What to work on
Give every entry again, unchanged, and leave its images out.

(Records that describe figures)
:::::

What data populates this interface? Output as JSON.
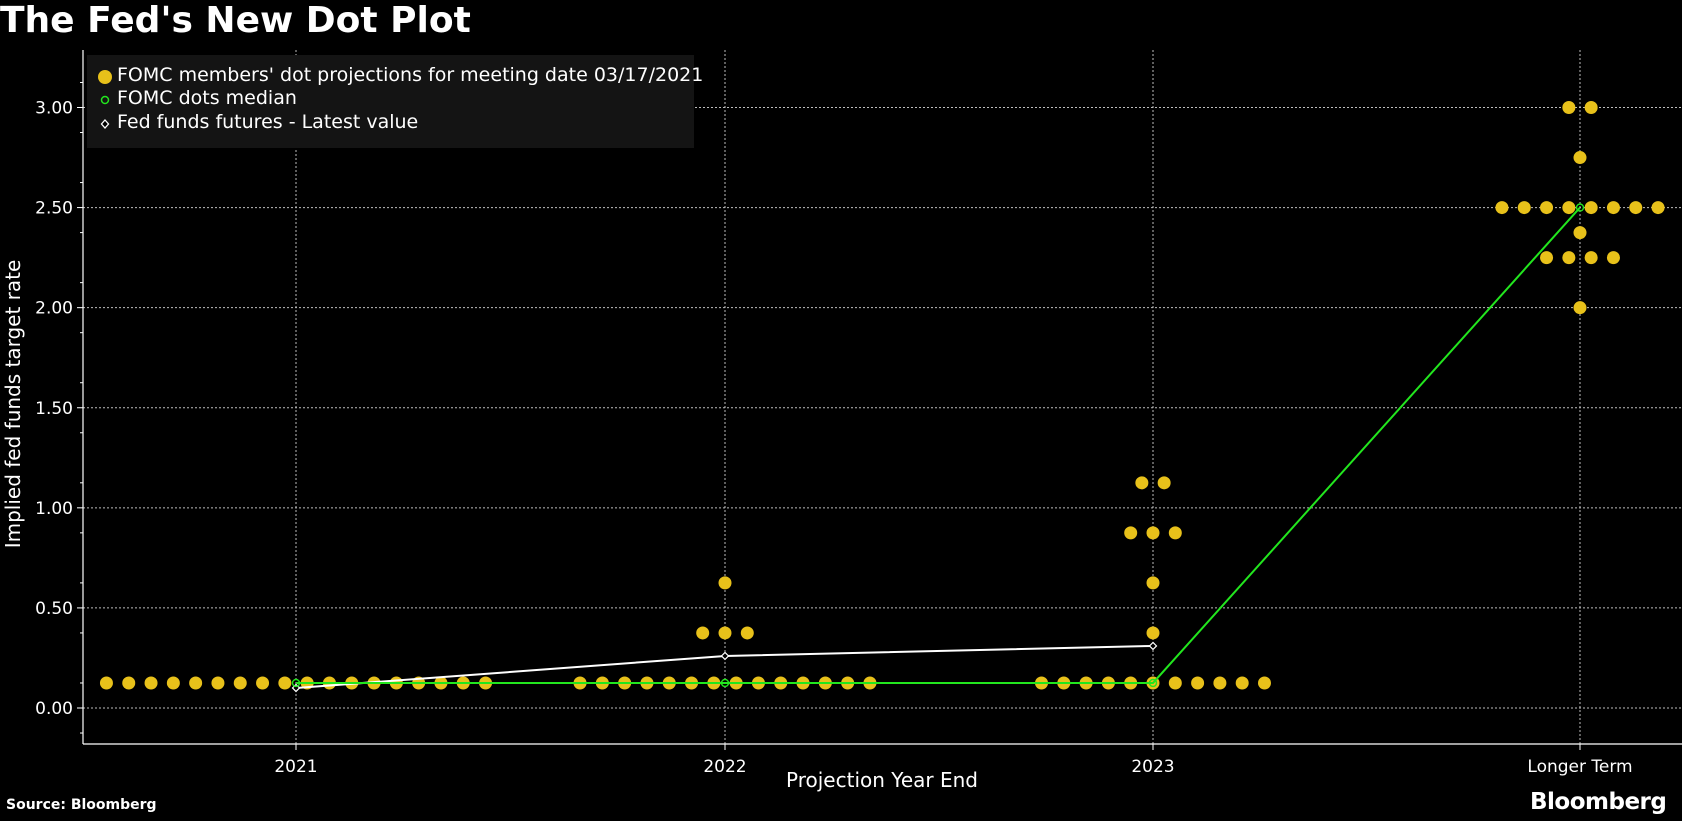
{
  "page": {
    "title": "The Fed's New Dot Plot",
    "source": "Source: Bloomberg",
    "brand": "Bloomberg"
  },
  "colors": {
    "background": "#000000",
    "dots": "#e8c11a",
    "median": "#22e61e",
    "futures": "#ffffff",
    "grid": "#bdbdbd"
  },
  "chart_data": {
    "type": "scatter",
    "xlabel": "Projection Year End",
    "ylabel": "Implied fed funds target rate",
    "ylim": [
      -0.2,
      3.25
    ],
    "y_ticks": [
      0.0,
      0.5,
      1.0,
      1.5,
      2.0,
      2.5,
      3.0
    ],
    "y_tick_labels": [
      "0.00",
      "0.50",
      "1.00",
      "1.50",
      "2.00",
      "2.50",
      "3.00"
    ],
    "categories": [
      "2021",
      "2022",
      "2023",
      "Longer Term"
    ],
    "grid": true,
    "legend_position": "top-left",
    "legend": [
      "FOMC members' dot projections for meeting date 03/17/2021",
      "FOMC dots median",
      "Fed funds futures - Latest value"
    ],
    "series": [
      {
        "name": "FOMC members' dot projections for meeting date 03/17/2021",
        "kind": "dots",
        "groups": [
          {
            "category": "2021",
            "rates": [
              {
                "rate": 0.125,
                "count": 18
              }
            ]
          },
          {
            "category": "2022",
            "rates": [
              {
                "rate": 0.125,
                "count": 14
              },
              {
                "rate": 0.375,
                "count": 3
              },
              {
                "rate": 0.625,
                "count": 1
              }
            ]
          },
          {
            "category": "2023",
            "rates": [
              {
                "rate": 0.125,
                "count": 11
              },
              {
                "rate": 0.375,
                "count": 1
              },
              {
                "rate": 0.625,
                "count": 1
              },
              {
                "rate": 0.875,
                "count": 3
              },
              {
                "rate": 1.125,
                "count": 2
              }
            ]
          },
          {
            "category": "Longer Term",
            "rates": [
              {
                "rate": 2.0,
                "count": 1
              },
              {
                "rate": 2.25,
                "count": 4
              },
              {
                "rate": 2.375,
                "count": 1
              },
              {
                "rate": 2.5,
                "count": 8
              },
              {
                "rate": 2.75,
                "count": 1
              },
              {
                "rate": 3.0,
                "count": 2
              }
            ]
          }
        ]
      },
      {
        "name": "FOMC dots median",
        "kind": "line",
        "points": [
          {
            "category": "2021",
            "value": 0.125
          },
          {
            "category": "2022",
            "value": 0.125
          },
          {
            "category": "2023",
            "value": 0.125
          },
          {
            "category": "Longer Term",
            "value": 2.5
          }
        ]
      },
      {
        "name": "Fed funds futures - Latest value",
        "kind": "line",
        "points": [
          {
            "category": "2021",
            "value": 0.1
          },
          {
            "category": "2022",
            "value": 0.26
          },
          {
            "category": "2023",
            "value": 0.31
          }
        ]
      }
    ]
  }
}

:::::

Task result
What data populates this interface? Output as JSON.
{
  "page": {
    "title": "The Fed's New Dot Plot",
    "source": "Source: Bloomberg",
    "brand": "Bloomberg"
  },
  "colors": {
    "background": "#000000",
    "dots": "#e8c11a",
    "median": "#22e61e",
    "futures": "#ffffff",
    "grid": "#bdbdbd"
  },
  "chart_data": {
    "type": "scatter",
    "xlabel": "Projection Year End",
    "ylabel": "Implied fed funds target rate",
    "ylim": [
      -0.2,
      3.25
    ],
    "y_ticks": [
      0.0,
      0.5,
      1.0,
      1.5,
      2.0,
      2.5,
      3.0
    ],
    "y_tick_labels": [
      "0.00",
      "0.50",
      "1.00",
      "1.50",
      "2.00",
      "2.50",
      "3.00"
    ],
    "categories": [
      "2021",
      "2022",
      "2023",
      "Longer Term"
    ],
    "grid": true,
    "legend_position": "top-left",
    "legend": [
      "FOMC members' dot projections for meeting date 03/17/2021",
      "FOMC dots median",
      "Fed funds futures - Latest value"
    ],
    "series": [
      {
        "name": "FOMC members' dot projections for meeting date 03/17/2021",
        "kind": "dots",
        "groups": [
          {
            "category": "2021",
            "rates": [
              {
                "rate": 0.125,
                "count": 18
              }
            ]
          },
          {
            "category": "2022",
            "rates": [
              {
                "rate": 0.125,
                "count": 14
              },
              {
                "rate": 0.375,
                "count": 3
              },
              {
                "rate": 0.625,
                "count": 1
              }
            ]
          },
          {
            "category": "2023",
            "rates": [
              {
                "rate": 0.125,
                "count": 11
              },
              {
                "rate": 0.375,
                "count": 1
              },
              {
                "rate": 0.625,
                "count": 1
              },
              {
                "rate": 0.875,
                "count": 3
              },
              {
                "rate": 1.125,
                "count": 2
              }
            ]
          },
          {
            "category": "Longer Term",
            "rates": [
              {
                "rate": 2.0,
                "count": 1
              },
              {
                "rate": 2.25,
                "count": 4
              },
              {
                "rate": 2.375,
                "count": 1
              },
              {
                "rate": 2.5,
                "count": 8
              },
              {
                "rate": 2.75,
                "count": 1
              },
              {
                "rate": 3.0,
                "count": 2
              }
            ]
          }
        ]
      },
      {
        "name": "FOMC dots median",
        "kind": "line",
        "points": [
          {
            "category": "2021",
            "value": 0.125
          },
          {
            "category": "2022",
            "value": 0.125
          },
          {
            "category": "2023",
            "value": 0.125
          },
          {
            "category": "Longer Term",
            "value": 2.5
          }
        ]
      },
      {
        "name": "Fed funds futures - Latest value",
        "kind": "line",
        "points": [
          {
            "category": "2021",
            "value": 0.1
          },
          {
            "category": "2022",
            "value": 0.26
          },
          {
            "category": "2023",
            "value": 0.31
          }
        ]
      }
    ]
  }
}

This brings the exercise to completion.